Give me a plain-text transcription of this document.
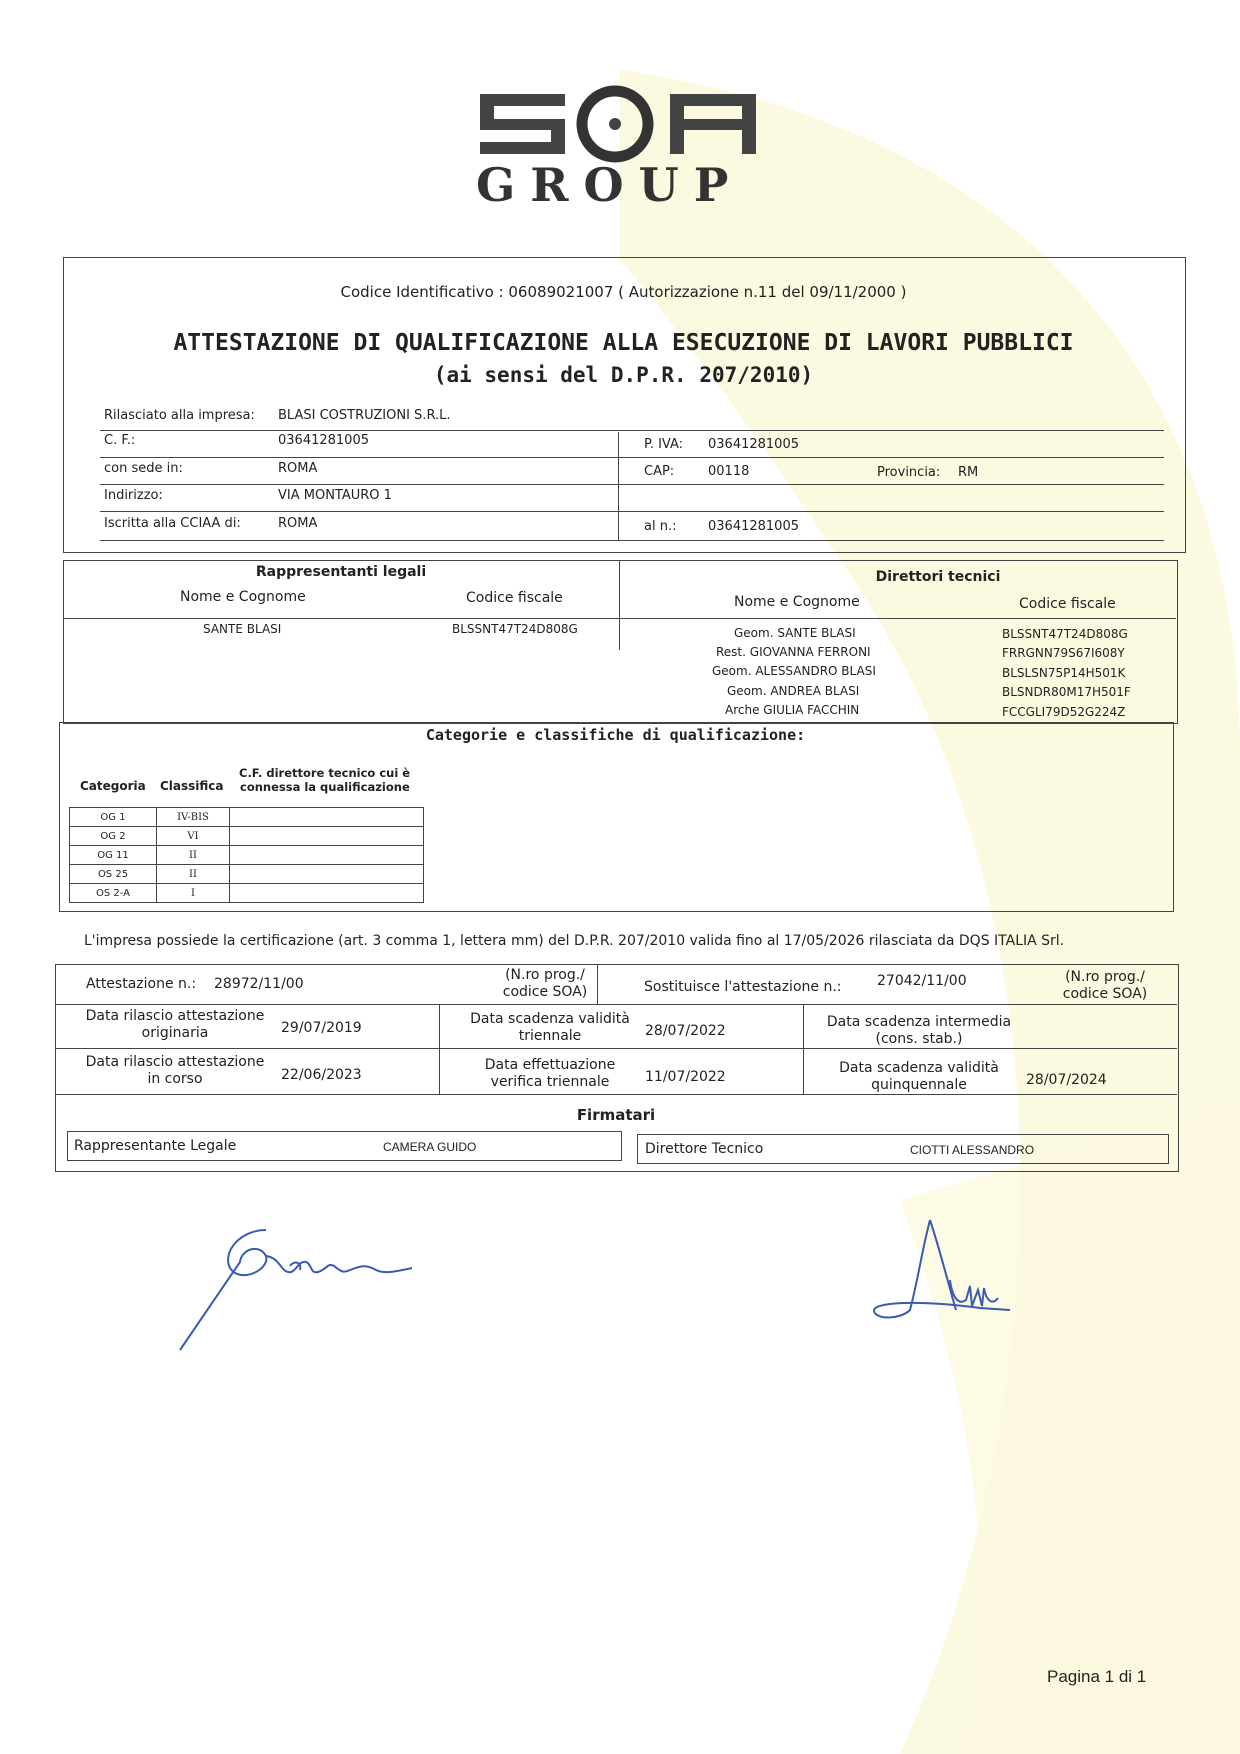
GROUP
Codice Identificativo : 06089021007 ( Autorizzazione n.11 del 09/11/2000 )
ATTESTAZIONE DI QUALIFICAZIONE ALLA ESECUZIONE DI LAVORI PUBBLICI
(ai sensi del D.P.R. 207/2010)
Rilasciato alla impresa: BLASI COSTRUZIONI S.R.L.
C. F.:	03641281005	P. IVA: 03641281005
con sede in:	ROMA	CAP:	00118	Provincia: RM
Indirizzo:	VIA MONTAURO 1
Iscritta alla CCIAA di:	ROMA	al n.: 03641281005
Rappresentanti legali
Nome e Cognome	Codice fiscale
SANTE BLASI	BLSSNT47T24D808G
Direttori tecnici
Nome e Cognome	Codice fiscale
Geom. SANTE BLASI	BLSSNT47T24D808G
Rest. GIOVANNA FERRONI	FRRGNN79S67I608Y
Geom. ALESSANDRO BLASI	BLSLSN75P14H501K
Geom. ANDREA BLASI	BLSNDR80M17H501F
Arche GIULIA FACCHIN	FCCGLI79D52G224Z
Categorie e classifiche di qualificazione:
Categoria Classifica
C.F. direttore tecnico cui è
connessa la qualificazione
OG 1	IV-BIS	
OG 2	VI	
OG 11	II	
OS 25	II	
OS 2-A	I	
L'impresa possiede la certificazione (art. 3 comma 1, lettera mm) del D.P.R. 207/2010 valida fino al 17/05/2026 rilasciata da DQS ITALIA Srl.
Attestazione n.: 28972/11/00
(N.ro prog./
codice SOA)	Sostituisce l'attestazione n.:	27042/11/00	(N.ro prog./
codice SOA)
Data rilascio attestazione
originaria	29/07/2019
Data scadenza validità
triennale	28/07/2022
Data scadenza intermedia
(cons. stab.)
Data rilascio attestazione
in corso	22/06/2023
Data effettuazione
verifica triennale	11/07/2022
Data scadenza validità
quinquennale	28/07/2024
Firmatari
Rappresentante Legale	CAMERA GUIDO	Direttore Tecnico	CIOTTI ALESSANDRO
Pagina 1 di 1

----------------

> [WHAT YOU WILL DO]:
Quote all of the entries word for word, omitting any pictures.

> [CORRECT OUTPUT]:
Give me a plain-text transcription of this document.
GROUP
Codice Identificativo : 06089021007 ( Autorizzazione n.11 del 09/11/2000 )
ATTESTAZIONE DI QUALIFICAZIONE ALLA ESECUZIONE DI LAVORI PUBBLICI
(ai sensi del D.P.R. 207/2010)
Rilasciato alla impresa: BLASI COSTRUZIONI S.R.L.
C. F.:	03641281005	P. IVA: 03641281005
con sede in:	ROMA	CAP:	00118	Provincia: RM
Indirizzo:	VIA MONTAURO 1
Iscritta alla CCIAA di:	ROMA	al n.: 03641281005
Rappresentanti legali
Nome e Cognome	Codice fiscale
SANTE BLASI	BLSSNT47T24D808G
Direttori tecnici
Nome e Cognome	Codice fiscale
Geom. SANTE BLASI	BLSSNT47T24D808G
Rest. GIOVANNA FERRONI	FRRGNN79S67I608Y
Geom. ALESSANDRO BLASI	BLSLSN75P14H501K
Geom. ANDREA BLASI	BLSNDR80M17H501F
Arche GIULIA FACCHIN	FCCGLI79D52G224Z
Categorie e classifiche di qualificazione:
Categoria Classifica
C.F. direttore tecnico cui è
connessa la qualificazione
OG 1	IV-BIS	
OG 2	VI	
OG 11	II	
OS 25	II	
OS 2-A	I	
L'impresa possiede la certificazione (art. 3 comma 1, lettera mm) del D.P.R. 207/2010 valida fino al 17/05/2026 rilasciata da DQS ITALIA Srl.
Attestazione n.: 28972/11/00
(N.ro prog./
codice SOA)	Sostituisce l'attestazione n.:	27042/11/00	(N.ro prog./
codice SOA)
Data rilascio attestazione
originaria	29/07/2019
Data scadenza validità
triennale	28/07/2022
Data scadenza intermedia
(cons. stab.)
Data rilascio attestazione
in corso	22/06/2023
Data effettuazione
verifica triennale	11/07/2022
Data scadenza validità
quinquennale	28/07/2024
Firmatari
Rappresentante Legale	CAMERA GUIDO	Direttore Tecnico	CIOTTI ALESSANDRO
Pagina 1 di 1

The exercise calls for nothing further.